◆ Passage to read:
--- start ---
As many as hundreds of kids took to social media and sent threats to various students or faculty of bringing a gun or bomb to school. While schools beefed up their security or kept students away, many students who made threats were arrested. Fortunately, as of now, it seems no actual shootings followed the challenge, and most of the threats have been proven to be empty.

As heartbreaking as it is to see students mindlessly following TikTok influencers and threatening their schools with mass shootings, it is even more frustrating to know how preventable this is. One parent on a local Facebook group captured this frustration perfectly: “Today, parents across the country will fear TikTok enough to not send their kids to school — but not fear TikTok enough to take it off their kids’ phones.”

As many teachers and parents can attest, 2021 has been the year of TikTok. The incredibly addictive app has supplanted many other social media and streaming services, moving past popular apps like Snapchat and Instagram. Because the videos are so short and the customizing algorithm is so effective, users will unwittingly stay glued to their screens for hours at a time.
--- end ---
Copy out the passage above about the TikTok school threats in full, word for word.

◆ Supplied data:
--- start ---
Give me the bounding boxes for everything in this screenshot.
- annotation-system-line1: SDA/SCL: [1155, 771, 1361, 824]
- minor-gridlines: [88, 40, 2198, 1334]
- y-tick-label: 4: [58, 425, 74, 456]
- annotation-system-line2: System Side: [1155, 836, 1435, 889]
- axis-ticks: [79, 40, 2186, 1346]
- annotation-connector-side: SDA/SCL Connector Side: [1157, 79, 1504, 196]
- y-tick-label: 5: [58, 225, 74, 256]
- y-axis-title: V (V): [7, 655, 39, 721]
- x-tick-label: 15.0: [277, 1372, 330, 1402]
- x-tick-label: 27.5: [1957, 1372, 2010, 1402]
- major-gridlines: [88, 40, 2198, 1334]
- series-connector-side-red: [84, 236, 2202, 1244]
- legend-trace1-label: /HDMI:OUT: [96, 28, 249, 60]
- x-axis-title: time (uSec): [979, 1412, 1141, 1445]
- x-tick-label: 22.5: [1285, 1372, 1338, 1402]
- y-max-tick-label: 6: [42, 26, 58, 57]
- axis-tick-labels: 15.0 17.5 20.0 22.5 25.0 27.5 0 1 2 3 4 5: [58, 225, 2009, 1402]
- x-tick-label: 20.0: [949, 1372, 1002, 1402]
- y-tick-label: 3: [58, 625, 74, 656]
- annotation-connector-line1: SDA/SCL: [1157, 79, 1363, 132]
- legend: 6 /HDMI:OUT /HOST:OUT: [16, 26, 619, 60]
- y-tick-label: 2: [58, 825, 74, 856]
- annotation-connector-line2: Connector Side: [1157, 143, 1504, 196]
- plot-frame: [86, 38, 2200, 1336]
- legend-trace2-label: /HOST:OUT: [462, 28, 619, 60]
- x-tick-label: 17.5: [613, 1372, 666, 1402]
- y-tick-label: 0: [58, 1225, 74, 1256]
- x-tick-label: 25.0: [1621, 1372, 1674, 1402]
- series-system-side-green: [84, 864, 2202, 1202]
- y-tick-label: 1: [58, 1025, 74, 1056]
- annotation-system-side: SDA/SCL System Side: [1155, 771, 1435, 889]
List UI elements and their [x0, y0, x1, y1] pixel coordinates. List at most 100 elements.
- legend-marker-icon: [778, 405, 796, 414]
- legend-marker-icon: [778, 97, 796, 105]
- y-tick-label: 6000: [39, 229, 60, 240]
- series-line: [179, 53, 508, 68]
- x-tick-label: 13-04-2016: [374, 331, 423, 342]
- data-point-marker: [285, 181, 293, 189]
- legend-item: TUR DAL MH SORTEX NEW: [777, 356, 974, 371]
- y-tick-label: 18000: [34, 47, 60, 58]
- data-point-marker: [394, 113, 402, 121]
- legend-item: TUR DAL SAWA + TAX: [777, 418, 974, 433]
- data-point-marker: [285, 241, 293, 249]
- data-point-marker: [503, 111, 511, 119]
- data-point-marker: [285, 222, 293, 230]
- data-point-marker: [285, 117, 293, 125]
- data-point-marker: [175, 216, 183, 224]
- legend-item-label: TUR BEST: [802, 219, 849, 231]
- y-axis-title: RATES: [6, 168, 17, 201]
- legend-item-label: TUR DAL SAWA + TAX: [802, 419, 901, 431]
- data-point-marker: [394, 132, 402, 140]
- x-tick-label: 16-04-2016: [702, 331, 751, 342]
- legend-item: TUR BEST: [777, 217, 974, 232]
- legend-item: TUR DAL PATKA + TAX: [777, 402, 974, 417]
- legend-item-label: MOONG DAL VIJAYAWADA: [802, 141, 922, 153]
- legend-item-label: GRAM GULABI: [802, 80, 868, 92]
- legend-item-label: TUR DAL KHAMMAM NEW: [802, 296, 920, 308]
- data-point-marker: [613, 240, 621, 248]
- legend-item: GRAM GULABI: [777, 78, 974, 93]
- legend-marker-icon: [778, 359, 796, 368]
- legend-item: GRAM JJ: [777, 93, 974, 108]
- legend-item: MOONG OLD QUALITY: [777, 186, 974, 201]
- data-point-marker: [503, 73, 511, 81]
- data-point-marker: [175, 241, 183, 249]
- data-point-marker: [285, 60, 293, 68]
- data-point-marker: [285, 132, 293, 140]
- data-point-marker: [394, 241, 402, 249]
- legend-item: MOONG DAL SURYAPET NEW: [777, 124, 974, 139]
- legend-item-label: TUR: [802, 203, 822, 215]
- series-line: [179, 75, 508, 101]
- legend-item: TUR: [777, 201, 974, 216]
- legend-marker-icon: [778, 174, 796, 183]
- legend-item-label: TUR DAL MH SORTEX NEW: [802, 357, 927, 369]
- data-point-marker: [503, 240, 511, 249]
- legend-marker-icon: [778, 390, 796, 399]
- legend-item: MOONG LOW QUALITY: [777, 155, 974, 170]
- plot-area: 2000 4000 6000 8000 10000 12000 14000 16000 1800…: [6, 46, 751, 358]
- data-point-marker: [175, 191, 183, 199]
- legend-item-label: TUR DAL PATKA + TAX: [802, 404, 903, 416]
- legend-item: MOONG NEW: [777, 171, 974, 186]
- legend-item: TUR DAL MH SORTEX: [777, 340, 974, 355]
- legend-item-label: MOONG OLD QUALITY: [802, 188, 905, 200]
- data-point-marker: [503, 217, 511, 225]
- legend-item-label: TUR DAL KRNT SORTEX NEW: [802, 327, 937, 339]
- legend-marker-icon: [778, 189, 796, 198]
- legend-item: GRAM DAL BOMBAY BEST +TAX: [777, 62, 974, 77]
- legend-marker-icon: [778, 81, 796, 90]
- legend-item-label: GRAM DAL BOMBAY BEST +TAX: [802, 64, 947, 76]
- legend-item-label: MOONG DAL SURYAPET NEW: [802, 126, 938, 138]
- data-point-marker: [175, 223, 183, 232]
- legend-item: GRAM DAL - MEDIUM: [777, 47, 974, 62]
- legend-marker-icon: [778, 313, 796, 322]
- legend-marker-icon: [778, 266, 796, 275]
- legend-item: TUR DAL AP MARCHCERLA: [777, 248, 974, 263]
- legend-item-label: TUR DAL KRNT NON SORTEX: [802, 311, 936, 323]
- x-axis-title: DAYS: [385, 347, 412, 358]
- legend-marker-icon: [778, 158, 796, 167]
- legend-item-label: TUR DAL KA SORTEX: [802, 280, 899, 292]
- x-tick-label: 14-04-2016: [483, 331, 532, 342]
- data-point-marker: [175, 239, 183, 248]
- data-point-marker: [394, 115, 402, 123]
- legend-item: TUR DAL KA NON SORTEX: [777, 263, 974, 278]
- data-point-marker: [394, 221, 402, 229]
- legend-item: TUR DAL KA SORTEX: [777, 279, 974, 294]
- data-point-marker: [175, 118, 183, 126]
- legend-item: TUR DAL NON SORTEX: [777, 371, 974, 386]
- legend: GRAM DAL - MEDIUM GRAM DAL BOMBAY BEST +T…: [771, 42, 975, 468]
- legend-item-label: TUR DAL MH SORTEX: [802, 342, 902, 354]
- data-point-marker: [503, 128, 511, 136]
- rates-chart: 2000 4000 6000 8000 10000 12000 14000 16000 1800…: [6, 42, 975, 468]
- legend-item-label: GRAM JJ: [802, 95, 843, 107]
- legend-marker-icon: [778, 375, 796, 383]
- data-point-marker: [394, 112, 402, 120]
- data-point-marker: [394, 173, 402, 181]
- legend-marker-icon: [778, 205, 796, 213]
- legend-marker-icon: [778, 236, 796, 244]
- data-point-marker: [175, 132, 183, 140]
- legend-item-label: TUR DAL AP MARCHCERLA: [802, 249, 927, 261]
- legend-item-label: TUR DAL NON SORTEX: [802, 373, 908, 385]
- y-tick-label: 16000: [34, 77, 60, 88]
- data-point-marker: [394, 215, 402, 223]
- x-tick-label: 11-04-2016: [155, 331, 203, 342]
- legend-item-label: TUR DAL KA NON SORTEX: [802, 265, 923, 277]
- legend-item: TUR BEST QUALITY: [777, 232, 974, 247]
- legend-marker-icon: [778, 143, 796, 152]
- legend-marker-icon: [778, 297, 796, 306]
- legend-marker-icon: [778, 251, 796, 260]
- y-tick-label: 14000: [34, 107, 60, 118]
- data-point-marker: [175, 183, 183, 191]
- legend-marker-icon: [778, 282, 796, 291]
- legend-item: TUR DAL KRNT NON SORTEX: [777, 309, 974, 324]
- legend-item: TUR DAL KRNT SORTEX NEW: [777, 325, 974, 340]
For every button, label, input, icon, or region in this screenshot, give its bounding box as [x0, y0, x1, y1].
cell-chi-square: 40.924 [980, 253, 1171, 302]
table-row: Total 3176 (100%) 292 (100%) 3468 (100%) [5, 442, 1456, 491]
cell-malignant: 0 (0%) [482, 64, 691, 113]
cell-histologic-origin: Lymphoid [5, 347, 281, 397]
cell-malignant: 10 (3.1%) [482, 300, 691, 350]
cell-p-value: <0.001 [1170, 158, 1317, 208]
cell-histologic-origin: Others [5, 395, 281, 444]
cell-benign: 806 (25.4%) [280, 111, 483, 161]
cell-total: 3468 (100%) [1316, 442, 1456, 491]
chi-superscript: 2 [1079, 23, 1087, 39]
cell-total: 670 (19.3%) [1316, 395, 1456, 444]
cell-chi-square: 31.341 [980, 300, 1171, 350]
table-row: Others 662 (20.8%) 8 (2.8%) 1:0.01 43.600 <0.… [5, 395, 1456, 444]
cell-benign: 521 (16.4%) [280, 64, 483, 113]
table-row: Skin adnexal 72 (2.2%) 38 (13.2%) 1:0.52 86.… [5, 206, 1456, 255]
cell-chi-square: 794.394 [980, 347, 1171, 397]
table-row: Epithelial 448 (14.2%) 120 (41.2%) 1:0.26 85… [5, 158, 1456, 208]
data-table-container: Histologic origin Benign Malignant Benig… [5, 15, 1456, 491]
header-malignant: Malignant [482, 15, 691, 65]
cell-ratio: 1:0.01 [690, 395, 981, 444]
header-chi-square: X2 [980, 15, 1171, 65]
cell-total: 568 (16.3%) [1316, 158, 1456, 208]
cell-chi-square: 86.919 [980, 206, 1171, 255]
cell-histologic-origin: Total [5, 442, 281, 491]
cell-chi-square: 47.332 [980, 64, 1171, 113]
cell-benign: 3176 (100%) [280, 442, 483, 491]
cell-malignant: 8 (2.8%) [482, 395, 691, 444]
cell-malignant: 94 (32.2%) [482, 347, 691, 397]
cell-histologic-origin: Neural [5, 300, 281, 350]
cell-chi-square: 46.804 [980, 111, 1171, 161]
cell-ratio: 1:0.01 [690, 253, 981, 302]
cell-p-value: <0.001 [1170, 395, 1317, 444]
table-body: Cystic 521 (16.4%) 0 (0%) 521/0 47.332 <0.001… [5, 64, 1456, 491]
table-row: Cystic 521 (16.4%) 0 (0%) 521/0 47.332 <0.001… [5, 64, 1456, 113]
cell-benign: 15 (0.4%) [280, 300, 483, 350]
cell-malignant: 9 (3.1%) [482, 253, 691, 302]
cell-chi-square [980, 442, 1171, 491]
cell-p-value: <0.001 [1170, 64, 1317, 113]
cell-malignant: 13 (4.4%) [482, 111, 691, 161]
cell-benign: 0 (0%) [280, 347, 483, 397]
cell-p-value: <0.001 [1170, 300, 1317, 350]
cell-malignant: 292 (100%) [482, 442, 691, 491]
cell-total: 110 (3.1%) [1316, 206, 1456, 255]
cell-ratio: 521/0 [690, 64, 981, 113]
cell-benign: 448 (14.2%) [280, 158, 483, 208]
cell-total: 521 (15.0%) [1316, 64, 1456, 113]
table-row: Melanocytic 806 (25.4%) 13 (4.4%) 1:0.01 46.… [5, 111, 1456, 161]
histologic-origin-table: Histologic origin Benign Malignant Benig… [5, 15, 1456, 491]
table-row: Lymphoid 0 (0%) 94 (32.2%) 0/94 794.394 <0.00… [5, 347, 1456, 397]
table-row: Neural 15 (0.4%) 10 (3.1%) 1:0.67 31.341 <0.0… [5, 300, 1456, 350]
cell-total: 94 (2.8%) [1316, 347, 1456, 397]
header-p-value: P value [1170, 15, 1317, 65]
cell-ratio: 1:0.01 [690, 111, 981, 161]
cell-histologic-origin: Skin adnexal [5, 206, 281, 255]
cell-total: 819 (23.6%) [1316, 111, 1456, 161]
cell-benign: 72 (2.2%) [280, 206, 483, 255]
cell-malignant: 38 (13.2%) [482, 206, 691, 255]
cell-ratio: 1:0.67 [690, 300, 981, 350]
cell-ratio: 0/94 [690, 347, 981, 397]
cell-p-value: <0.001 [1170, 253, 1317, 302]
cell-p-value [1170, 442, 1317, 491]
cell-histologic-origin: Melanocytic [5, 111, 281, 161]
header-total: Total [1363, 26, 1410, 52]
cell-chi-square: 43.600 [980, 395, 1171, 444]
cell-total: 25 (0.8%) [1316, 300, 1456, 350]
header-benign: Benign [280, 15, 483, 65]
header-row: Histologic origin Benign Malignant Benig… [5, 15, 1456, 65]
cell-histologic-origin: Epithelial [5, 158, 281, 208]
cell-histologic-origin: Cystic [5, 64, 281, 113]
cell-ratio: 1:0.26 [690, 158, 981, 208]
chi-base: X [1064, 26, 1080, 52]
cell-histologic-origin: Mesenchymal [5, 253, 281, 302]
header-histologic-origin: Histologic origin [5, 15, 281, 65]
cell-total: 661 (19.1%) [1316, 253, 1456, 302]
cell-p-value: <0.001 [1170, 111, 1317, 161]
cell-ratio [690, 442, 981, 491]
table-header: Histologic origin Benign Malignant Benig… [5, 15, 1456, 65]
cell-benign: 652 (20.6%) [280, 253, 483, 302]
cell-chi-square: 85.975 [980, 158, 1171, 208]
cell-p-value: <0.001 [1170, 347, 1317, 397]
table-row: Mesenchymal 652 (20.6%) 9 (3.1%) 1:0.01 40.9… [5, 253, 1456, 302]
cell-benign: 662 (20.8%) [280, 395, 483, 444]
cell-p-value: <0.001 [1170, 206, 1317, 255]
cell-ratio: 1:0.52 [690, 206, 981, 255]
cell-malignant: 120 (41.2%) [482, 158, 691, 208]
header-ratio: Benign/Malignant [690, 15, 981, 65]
--- end ---
◆ Finished answer:
As many as hundreds of kids took to social media and sent threats to various students or faculty of bringing a gun or bomb to school. While schools beefed up their security or kept students away, many students who made threats were arrested. Fortunately, as of now, it seems no actual shootings followed the challenge, and most of the threats have been proven to be empty.

As heartbreaking as it is to see students mindlessly following TikTok influencers and threatening their schools with mass shootings, it is even more frustrating to know how preventable this is. One parent on a local Facebook group captured this frustration perfectly: “Today, parents across the country will fear TikTok enough to not send their kids to school — but not fear TikTok enough to take it off their kids’ phones.”

As many teachers and parents can attest, 2021 has been the year of TikTok. The incredibly addictive app has supplanted many other social media and streaming services, moving past popular apps like Snapchat and Instagram. Because the videos are so short and the customizing algorithm is so effective, users will unwittingly stay glued to their screens for hours at a time.